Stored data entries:
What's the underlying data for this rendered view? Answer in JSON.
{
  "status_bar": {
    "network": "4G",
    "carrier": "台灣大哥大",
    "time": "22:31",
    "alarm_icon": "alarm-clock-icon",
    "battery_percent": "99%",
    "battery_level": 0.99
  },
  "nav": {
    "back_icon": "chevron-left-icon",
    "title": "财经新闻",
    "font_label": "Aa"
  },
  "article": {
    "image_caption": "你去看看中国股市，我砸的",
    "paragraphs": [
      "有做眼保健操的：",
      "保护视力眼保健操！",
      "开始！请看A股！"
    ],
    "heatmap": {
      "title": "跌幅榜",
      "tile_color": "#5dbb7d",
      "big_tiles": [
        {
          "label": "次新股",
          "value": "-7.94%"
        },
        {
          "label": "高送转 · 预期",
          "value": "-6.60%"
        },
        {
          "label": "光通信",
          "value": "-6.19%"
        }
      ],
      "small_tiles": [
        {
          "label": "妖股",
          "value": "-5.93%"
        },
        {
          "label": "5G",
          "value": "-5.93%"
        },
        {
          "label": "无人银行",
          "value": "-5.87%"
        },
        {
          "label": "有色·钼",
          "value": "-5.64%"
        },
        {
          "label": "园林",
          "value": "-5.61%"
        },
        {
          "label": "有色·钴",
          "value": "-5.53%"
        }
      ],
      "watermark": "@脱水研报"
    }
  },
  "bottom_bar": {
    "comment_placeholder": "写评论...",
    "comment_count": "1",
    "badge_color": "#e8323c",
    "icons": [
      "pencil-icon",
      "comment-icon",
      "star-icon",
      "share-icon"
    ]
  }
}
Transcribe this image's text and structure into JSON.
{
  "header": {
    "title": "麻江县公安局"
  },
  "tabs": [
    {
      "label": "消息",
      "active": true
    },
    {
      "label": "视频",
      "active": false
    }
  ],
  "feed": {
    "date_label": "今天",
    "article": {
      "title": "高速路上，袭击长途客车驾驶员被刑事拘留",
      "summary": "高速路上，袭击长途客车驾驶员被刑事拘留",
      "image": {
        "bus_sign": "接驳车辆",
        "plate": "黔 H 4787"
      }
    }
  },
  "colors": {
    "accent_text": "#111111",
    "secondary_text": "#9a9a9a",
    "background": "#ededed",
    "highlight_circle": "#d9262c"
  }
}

▶ EXERCISE BRIEF
Look through the entries above; copy each line where the string "this" appears.

▶ OUTPUT OF THE EXERCISE
What's the underlying data for this rendered view? Answer in JSON.
Transcribe this image's text and structure into JSON.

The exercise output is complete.